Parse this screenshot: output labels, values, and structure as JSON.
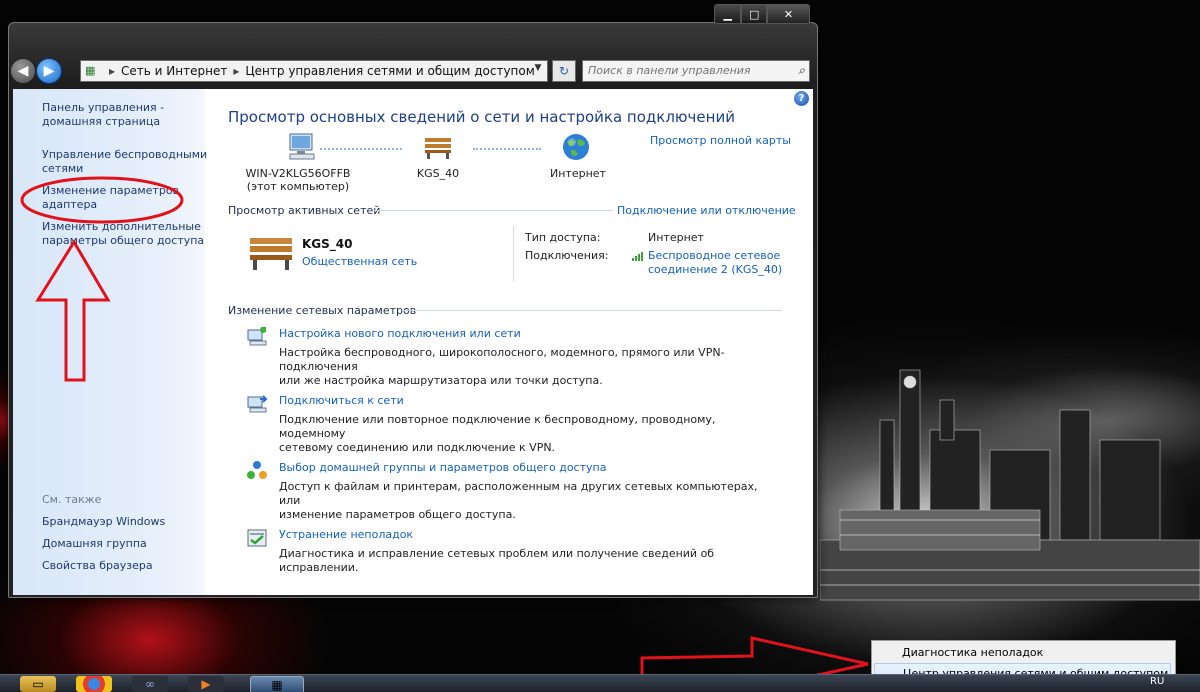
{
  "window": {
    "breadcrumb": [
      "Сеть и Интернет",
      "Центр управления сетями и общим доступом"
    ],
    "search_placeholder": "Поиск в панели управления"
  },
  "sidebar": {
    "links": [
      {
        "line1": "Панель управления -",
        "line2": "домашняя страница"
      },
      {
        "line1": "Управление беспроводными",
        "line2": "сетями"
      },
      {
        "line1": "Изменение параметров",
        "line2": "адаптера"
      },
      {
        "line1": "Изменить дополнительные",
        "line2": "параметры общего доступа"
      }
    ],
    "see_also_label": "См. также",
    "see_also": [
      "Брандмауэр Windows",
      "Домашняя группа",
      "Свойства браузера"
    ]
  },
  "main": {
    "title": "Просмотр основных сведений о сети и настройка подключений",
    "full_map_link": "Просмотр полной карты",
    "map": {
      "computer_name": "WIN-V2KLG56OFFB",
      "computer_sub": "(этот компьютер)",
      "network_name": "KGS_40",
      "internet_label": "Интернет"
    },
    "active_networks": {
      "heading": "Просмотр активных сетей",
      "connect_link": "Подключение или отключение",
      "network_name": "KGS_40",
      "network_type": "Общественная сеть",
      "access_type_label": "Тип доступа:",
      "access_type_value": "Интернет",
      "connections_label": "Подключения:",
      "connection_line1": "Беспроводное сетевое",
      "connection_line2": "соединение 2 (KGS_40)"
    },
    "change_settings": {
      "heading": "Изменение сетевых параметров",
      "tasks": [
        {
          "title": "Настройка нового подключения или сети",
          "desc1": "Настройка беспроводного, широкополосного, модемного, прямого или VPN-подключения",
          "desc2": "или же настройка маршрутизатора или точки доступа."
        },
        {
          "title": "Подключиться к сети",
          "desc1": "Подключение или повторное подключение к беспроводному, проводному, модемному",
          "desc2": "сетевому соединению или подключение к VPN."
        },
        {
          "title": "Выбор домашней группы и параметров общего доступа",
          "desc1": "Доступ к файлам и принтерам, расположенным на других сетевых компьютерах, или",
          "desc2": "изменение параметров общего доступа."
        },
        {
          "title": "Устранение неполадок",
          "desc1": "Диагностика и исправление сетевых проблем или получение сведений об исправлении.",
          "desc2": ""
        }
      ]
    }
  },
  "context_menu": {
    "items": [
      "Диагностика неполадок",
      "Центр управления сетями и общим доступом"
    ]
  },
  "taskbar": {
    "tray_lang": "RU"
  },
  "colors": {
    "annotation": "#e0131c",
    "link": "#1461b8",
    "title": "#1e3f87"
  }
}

*WHAT TO WORK ON*
Write the listing above out again exactly, dropping each image.

*REPLY*
Parse this screenshot: output labels, values, and structure as JSON.
{
  "window": {
    "breadcrumb": [
      "Сеть и Интернет",
      "Центр управления сетями и общим доступом"
    ],
    "search_placeholder": "Поиск в панели управления"
  },
  "sidebar": {
    "links": [
      {
        "line1": "Панель управления -",
        "line2": "домашняя страница"
      },
      {
        "line1": "Управление беспроводными",
        "line2": "сетями"
      },
      {
        "line1": "Изменение параметров",
        "line2": "адаптера"
      },
      {
        "line1": "Изменить дополнительные",
        "line2": "параметры общего доступа"
      }
    ],
    "see_also_label": "См. также",
    "see_also": [
      "Брандмауэр Windows",
      "Домашняя группа",
      "Свойства браузера"
    ]
  },
  "main": {
    "title": "Просмотр основных сведений о сети и настройка подключений",
    "full_map_link": "Просмотр полной карты",
    "map": {
      "computer_name": "WIN-V2KLG56OFFB",
      "computer_sub": "(этот компьютер)",
      "network_name": "KGS_40",
      "internet_label": "Интернет"
    },
    "active_networks": {
      "heading": "Просмотр активных сетей",
      "connect_link": "Подключение или отключение",
      "network_name": "KGS_40",
      "network_type": "Общественная сеть",
      "access_type_label": "Тип доступа:",
      "access_type_value": "Интернет",
      "connections_label": "Подключения:",
      "connection_line1": "Беспроводное сетевое",
      "connection_line2": "соединение 2 (KGS_40)"
    },
    "change_settings": {
      "heading": "Изменение сетевых параметров",
      "tasks": [
        {
          "title": "Настройка нового подключения или сети",
          "desc1": "Настройка беспроводного, широкополосного, модемного, прямого или VPN-подключения",
          "desc2": "или же настройка маршрутизатора или точки доступа."
        },
        {
          "title": "Подключиться к сети",
          "desc1": "Подключение или повторное подключение к беспроводному, проводному, модемному",
          "desc2": "сетевому соединению или подключение к VPN."
        },
        {
          "title": "Выбор домашней группы и параметров общего доступа",
          "desc1": "Доступ к файлам и принтерам, расположенным на других сетевых компьютерах, или",
          "desc2": "изменение параметров общего доступа."
        },
        {
          "title": "Устранение неполадок",
          "desc1": "Диагностика и исправление сетевых проблем или получение сведений об исправлении.",
          "desc2": ""
        }
      ]
    }
  },
  "context_menu": {
    "items": [
      "Диагностика неполадок",
      "Центр управления сетями и общим доступом"
    ]
  },
  "taskbar": {
    "tray_lang": "RU"
  },
  "colors": {
    "annotation": "#e0131c",
    "link": "#1461b8",
    "title": "#1e3f87"
  }
}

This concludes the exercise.